>> Start

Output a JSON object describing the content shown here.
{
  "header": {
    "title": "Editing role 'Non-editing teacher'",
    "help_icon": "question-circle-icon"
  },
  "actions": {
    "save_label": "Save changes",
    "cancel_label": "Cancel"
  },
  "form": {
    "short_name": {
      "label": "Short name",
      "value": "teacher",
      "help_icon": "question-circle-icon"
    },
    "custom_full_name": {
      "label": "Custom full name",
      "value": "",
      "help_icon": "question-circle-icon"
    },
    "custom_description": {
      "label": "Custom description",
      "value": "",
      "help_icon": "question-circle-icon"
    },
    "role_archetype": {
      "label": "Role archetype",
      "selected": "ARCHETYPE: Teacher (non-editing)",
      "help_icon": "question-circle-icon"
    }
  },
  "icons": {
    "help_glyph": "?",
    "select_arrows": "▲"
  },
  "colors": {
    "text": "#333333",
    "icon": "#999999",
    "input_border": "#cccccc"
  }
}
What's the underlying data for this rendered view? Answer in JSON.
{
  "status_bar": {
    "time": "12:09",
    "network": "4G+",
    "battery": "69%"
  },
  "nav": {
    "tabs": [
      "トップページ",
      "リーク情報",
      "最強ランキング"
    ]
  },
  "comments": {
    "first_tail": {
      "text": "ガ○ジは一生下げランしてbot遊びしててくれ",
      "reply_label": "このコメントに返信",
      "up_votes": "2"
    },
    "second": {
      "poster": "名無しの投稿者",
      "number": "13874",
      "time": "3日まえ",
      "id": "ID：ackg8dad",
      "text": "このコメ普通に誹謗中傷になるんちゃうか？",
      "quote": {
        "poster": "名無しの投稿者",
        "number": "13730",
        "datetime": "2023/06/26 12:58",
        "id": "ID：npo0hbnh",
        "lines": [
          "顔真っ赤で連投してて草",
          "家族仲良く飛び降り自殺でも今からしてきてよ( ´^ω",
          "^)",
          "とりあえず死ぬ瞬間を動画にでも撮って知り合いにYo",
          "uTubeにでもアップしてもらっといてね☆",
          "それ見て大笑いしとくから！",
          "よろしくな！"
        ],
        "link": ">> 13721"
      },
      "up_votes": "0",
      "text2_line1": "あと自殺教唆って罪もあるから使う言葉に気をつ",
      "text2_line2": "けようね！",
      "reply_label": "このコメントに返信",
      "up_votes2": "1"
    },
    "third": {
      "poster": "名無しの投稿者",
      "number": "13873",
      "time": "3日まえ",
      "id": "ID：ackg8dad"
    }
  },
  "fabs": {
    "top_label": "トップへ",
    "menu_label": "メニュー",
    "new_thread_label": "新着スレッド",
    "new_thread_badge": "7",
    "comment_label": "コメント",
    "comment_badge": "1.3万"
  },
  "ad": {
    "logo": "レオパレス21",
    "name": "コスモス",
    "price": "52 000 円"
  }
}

>> End

Retype each record exactly, leaving nothing out.

TASK RESULT.
Output a JSON object describing the content shown here.
{
  "header": {
    "title": "Editing role 'Non-editing teacher'",
    "help_icon": "question-circle-icon"
  },
  "actions": {
    "save_label": "Save changes",
    "cancel_label": "Cancel"
  },
  "form": {
    "short_name": {
      "label": "Short name",
      "value": "teacher",
      "help_icon": "question-circle-icon"
    },
    "custom_full_name": {
      "label": "Custom full name",
      "value": "",
      "help_icon": "question-circle-icon"
    },
    "custom_description": {
      "label": "Custom description",
      "value": "",
      "help_icon": "question-circle-icon"
    },
    "role_archetype": {
      "label": "Role archetype",
      "selected": "ARCHETYPE: Teacher (non-editing)",
      "help_icon": "question-circle-icon"
    }
  },
  "icons": {
    "help_glyph": "?",
    "select_arrows": "▲"
  },
  "colors": {
    "text": "#333333",
    "icon": "#999999",
    "input_border": "#cccccc"
  }
}
What's the underlying data for this rendered view? Answer in JSON.
{
  "status_bar": {
    "time": "12:09",
    "network": "4G+",
    "battery": "69%"
  },
  "nav": {
    "tabs": [
      "トップページ",
      "リーク情報",
      "最強ランキング"
    ]
  },
  "comments": {
    "first_tail": {
      "text": "ガ○ジは一生下げランしてbot遊びしててくれ",
      "reply_label": "このコメントに返信",
      "up_votes": "2"
    },
    "second": {
      "poster": "名無しの投稿者",
      "number": "13874",
      "time": "3日まえ",
      "id": "ID：ackg8dad",
      "text": "このコメ普通に誹謗中傷になるんちゃうか？",
      "quote": {
        "poster": "名無しの投稿者",
        "number": "13730",
        "datetime": "2023/06/26 12:58",
        "id": "ID：npo0hbnh",
        "lines": [
          "顔真っ赤で連投してて草",
          "家族仲良く飛び降り自殺でも今からしてきてよ( ´^ω",
          "^)",
          "とりあえず死ぬ瞬間を動画にでも撮って知り合いにYo",
          "uTubeにでもアップしてもらっといてね☆",
          "それ見て大笑いしとくから！",
          "よろしくな！"
        ],
        "link": ">> 13721"
      },
      "up_votes": "0",
      "text2_line1": "あと自殺教唆って罪もあるから使う言葉に気をつ",
      "text2_line2": "けようね！",
      "reply_label": "このコメントに返信",
      "up_votes2": "1"
    },
    "third": {
      "poster": "名無しの投稿者",
      "number": "13873",
      "time": "3日まえ",
      "id": "ID：ackg8dad"
    }
  },
  "fabs": {
    "top_label": "トップへ",
    "menu_label": "メニュー",
    "new_thread_label": "新着スレッド",
    "new_thread_badge": "7",
    "comment_label": "コメント",
    "comment_badge": "1.3万"
  },
  "ad": {
    "logo": "レオパレス21",
    "name": "コスモス",
    "price": "52 000 円"
  }
}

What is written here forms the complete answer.